We all sang and danced. Then shuffled to the next partner. And sang and danced again. But better. Each time better. Cleaner, crisper, freer. Less book pitch, more dialogue, more collaboration. I’m talking about getting in sync. Flowing. Finding our groove. In fact, at the risk of bludgeoning this song and dance metaphor into oblivion, the whole weekend was about finding our groove. A new groove, but our own groove. Does this make sense?

Like Cortazar’s protagonist, we writers started the #wdc11 adventure hyper-focused on our destination: deliver the perfect pitch to the perfect agent. I’m generalizing. I’m referring to the majority of the attendees. Several writers didn’t intend to pitch. But most did. Most, like me, have been working long and hard on a manuscript. Most, like me, were pitching for the first time. We were learning how to pitch – hopefully how to pitch well – by pitching. And perhaps, if the predictables and the unpredictables were aligned, we’d accelerate our quests toward published authordom.

It wasn’t just during the Pitch Slam that my memory flitted from the low-ceiling, fuzzy lighting and recycled air to Cortazar’s short story. Again and again I thought about the traffic jam south of Paris. An otherwise random assortment of motorists except for a common ambition: get to Paris. But the delay stretches to hours then days with nominal progress and no authority steps in to offer answers, guidance or assistance. Even the change of seasons doesn’t significantly advance the motorists’ progress. Gradually the motorists’ ambition shifts from reaching their destination to surviving the traffic jam. News and rumors circulate. Then are debunked. Then more rumors. Strategies, amities and tensions ebb and flow. Micro communities of motorists coalesce around the rudiments of survival and sickness and birth and death. Life happens. Until, one day, traffic begins to move. Paris comes into view as columns of cars begin to advance – slowly at first, then more and more quickly – toward their destination. The micro community begins to dissolve as the motorists hurtle toward Paris. I’ll leave the final ironic twist to you. Read the story. In Spanish, if you can.

So why all this song and dance?

----------

# [Brief 1]
In the passage about the writers' weekend, what single ambition do the motorists in Cortazar's traffic jam share?

# [The records]
----------

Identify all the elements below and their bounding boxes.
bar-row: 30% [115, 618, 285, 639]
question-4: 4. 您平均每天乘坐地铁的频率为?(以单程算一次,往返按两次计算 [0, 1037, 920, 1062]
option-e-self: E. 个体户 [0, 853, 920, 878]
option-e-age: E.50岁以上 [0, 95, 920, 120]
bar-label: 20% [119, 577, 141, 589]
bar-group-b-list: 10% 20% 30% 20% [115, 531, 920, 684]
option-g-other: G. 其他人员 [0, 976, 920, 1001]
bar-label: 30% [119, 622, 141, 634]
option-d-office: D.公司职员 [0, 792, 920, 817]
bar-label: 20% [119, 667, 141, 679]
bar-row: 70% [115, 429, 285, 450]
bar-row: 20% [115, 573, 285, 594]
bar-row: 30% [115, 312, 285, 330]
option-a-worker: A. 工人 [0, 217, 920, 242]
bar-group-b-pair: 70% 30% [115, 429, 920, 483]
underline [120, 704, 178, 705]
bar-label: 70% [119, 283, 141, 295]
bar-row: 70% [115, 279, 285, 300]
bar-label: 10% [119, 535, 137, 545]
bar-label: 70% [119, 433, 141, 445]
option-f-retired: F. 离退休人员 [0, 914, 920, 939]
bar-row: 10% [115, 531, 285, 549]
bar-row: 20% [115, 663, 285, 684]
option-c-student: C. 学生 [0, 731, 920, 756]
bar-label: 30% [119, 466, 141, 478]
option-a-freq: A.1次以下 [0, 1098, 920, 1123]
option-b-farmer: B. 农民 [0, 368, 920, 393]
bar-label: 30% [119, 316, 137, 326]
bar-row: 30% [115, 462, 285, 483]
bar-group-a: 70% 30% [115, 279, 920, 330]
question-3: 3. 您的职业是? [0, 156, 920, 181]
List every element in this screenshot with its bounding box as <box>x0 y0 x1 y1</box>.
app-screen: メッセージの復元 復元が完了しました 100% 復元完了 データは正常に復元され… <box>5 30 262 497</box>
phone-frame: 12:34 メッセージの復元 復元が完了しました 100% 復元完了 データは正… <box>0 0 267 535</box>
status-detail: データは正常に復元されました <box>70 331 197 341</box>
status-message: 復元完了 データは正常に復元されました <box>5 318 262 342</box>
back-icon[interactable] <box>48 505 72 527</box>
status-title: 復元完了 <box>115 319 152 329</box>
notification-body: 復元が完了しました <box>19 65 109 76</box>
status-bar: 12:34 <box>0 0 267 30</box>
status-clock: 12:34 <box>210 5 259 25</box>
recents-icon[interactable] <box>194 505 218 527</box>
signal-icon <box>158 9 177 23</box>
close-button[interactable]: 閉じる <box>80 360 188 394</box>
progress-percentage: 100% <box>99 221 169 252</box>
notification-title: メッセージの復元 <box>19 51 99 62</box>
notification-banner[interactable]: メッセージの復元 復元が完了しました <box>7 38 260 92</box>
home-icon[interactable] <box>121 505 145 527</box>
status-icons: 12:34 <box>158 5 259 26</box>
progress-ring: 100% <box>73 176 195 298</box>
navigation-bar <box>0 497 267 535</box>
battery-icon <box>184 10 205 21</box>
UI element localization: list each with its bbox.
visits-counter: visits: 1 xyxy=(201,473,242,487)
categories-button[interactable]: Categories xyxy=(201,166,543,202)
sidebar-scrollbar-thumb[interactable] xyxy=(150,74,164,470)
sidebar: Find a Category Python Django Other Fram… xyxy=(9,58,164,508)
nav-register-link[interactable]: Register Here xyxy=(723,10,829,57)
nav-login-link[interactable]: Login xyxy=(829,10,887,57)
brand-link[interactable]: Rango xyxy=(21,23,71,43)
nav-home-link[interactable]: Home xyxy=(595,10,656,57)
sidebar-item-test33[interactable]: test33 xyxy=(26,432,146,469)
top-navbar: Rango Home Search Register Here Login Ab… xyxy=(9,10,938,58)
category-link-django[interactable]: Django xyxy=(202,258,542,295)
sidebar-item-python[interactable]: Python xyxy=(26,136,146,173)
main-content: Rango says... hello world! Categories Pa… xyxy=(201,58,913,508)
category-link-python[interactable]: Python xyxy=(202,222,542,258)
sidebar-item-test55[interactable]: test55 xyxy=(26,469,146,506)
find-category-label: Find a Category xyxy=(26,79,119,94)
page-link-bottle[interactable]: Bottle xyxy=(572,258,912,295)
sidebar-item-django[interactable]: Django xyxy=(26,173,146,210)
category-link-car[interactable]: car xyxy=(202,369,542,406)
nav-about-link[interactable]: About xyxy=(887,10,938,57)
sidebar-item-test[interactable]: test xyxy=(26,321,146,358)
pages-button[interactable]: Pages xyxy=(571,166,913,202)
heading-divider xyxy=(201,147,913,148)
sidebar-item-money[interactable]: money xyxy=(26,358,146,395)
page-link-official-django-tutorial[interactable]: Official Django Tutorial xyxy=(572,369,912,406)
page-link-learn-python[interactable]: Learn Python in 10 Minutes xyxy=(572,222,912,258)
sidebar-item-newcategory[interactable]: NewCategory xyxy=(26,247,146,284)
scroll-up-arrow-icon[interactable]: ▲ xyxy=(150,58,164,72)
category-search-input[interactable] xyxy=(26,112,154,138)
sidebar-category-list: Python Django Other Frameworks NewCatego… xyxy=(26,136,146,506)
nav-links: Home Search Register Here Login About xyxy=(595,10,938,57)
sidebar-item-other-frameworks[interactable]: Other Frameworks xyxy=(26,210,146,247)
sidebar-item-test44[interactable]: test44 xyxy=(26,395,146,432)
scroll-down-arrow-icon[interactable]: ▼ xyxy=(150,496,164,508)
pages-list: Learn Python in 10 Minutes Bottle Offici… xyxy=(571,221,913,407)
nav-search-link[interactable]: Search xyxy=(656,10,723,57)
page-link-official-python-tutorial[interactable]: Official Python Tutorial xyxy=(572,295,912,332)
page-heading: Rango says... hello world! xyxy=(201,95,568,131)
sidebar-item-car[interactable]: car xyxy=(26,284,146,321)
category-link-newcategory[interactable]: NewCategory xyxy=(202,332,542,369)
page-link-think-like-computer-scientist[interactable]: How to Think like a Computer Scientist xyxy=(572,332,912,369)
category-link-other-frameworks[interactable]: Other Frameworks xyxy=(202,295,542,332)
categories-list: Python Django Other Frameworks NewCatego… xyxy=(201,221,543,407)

----------

# [Brief 2]
How many lines in the listing contain the string "title"? Reply with the number only.

# [Expected output 1]
To get to Paris.

# [Expected output 2]
2